Wherever the word "this" shows up in a line, please copy that line.

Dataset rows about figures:

┌────────

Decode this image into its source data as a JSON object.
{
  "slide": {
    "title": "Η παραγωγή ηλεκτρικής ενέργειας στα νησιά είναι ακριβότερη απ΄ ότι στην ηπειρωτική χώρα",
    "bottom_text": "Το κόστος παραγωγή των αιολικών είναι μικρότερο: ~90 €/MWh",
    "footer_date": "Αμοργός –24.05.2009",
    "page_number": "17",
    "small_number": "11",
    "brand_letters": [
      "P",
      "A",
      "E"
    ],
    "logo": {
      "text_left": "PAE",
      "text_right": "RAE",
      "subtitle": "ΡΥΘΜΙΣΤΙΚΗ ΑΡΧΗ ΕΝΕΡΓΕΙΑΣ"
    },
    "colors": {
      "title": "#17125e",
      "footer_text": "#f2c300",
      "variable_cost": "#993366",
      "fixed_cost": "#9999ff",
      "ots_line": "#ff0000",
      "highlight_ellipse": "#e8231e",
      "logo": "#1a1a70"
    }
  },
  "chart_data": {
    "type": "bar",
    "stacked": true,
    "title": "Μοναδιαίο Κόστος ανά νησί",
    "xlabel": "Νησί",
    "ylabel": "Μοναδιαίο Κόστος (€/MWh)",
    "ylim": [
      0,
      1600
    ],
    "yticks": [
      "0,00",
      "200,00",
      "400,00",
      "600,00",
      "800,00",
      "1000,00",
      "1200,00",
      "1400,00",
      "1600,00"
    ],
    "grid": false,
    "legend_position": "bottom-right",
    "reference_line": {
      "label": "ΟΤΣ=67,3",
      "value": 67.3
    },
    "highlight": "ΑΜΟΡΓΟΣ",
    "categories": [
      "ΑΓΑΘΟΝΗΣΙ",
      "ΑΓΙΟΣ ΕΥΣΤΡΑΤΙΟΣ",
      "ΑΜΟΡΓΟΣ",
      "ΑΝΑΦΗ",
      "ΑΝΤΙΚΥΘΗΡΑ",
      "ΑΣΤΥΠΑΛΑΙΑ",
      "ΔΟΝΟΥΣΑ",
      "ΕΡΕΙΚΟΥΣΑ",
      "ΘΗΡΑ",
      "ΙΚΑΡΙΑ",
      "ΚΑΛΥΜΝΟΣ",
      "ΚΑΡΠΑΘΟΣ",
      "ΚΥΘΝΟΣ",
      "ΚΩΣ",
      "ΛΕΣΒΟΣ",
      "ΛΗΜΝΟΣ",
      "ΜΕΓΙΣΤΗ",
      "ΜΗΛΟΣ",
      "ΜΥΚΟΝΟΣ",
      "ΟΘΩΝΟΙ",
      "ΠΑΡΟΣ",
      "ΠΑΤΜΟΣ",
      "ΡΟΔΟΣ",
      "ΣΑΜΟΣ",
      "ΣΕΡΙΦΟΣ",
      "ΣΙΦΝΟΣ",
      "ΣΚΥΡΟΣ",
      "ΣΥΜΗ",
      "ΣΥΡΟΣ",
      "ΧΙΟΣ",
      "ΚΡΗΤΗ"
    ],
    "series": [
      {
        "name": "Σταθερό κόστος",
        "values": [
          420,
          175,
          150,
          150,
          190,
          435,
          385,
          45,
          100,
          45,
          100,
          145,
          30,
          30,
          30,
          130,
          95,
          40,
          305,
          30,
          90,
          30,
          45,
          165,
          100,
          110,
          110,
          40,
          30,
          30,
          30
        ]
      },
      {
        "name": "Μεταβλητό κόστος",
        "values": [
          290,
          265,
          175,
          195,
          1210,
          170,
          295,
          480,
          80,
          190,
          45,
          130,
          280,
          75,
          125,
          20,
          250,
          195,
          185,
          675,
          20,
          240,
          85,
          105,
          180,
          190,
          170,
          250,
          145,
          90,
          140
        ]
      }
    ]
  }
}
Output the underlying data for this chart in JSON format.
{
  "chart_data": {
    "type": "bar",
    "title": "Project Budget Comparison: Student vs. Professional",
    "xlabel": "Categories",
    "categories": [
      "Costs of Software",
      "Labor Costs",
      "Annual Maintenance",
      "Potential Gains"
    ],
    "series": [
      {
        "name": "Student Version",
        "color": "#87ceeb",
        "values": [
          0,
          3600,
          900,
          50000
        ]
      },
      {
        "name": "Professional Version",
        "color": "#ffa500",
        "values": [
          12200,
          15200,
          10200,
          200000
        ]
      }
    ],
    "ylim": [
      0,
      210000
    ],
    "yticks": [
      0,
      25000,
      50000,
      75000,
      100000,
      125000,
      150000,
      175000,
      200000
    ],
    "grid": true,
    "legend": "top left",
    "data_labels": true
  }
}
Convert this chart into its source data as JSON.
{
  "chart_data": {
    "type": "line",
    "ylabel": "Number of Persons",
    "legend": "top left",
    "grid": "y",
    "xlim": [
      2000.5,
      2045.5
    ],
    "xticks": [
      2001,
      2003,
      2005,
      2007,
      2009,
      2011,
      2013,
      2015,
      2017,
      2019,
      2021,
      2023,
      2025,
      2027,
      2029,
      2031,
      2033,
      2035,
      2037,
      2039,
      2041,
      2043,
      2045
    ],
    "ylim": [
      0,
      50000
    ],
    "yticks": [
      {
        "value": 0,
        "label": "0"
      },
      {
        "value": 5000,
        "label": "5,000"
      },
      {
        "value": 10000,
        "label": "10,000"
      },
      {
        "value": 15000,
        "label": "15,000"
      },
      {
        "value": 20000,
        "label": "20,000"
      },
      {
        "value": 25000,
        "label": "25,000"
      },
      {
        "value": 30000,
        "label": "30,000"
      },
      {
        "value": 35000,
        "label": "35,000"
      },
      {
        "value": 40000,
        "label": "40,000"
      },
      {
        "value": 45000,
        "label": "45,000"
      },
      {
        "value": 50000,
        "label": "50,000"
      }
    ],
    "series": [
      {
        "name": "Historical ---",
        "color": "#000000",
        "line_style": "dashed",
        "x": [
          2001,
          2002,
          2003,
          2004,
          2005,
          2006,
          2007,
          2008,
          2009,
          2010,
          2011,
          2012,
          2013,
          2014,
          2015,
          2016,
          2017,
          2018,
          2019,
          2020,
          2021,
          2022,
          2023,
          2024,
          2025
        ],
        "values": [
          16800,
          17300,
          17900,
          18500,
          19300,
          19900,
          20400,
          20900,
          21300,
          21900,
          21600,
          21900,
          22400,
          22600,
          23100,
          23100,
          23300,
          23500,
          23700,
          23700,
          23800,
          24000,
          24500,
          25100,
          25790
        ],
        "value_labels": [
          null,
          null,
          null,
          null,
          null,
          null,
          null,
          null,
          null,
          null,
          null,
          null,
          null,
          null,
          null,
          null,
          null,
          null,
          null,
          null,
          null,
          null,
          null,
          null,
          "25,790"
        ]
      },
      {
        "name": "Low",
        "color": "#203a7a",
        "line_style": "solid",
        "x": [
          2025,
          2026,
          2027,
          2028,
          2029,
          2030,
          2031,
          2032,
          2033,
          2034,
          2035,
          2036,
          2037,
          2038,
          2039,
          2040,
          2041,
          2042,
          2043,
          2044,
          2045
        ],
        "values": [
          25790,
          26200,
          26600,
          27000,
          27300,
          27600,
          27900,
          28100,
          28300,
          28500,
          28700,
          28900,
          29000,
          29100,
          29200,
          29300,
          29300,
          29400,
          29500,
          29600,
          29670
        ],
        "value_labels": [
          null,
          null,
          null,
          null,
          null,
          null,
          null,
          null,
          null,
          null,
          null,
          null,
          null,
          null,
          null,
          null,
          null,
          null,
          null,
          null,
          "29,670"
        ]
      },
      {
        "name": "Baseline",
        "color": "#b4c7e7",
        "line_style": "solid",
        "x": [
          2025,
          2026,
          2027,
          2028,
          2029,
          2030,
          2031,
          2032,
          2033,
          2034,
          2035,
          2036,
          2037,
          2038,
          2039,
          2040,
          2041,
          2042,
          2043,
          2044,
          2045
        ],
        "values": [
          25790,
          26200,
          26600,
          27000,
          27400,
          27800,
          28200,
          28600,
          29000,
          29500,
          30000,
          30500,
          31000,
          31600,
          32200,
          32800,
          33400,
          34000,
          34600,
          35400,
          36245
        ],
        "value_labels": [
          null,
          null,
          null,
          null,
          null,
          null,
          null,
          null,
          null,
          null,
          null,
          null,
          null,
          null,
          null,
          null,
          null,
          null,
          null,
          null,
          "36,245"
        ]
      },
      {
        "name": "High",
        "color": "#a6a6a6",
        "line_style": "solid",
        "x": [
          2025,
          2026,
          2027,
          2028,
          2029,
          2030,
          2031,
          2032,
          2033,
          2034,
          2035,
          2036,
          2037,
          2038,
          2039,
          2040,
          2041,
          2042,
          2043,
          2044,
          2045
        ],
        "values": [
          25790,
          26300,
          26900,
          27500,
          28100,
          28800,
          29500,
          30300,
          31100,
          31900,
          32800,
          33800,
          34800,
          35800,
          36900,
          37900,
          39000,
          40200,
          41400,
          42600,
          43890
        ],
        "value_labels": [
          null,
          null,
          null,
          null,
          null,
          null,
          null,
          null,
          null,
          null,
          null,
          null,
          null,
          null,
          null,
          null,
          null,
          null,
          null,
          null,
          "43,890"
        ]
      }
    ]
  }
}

└────────

Solution:
Decode this image into its source data as a JSON object.
Output the underlying data for this chart in JSON format.
Convert this chart into its source data as JSON.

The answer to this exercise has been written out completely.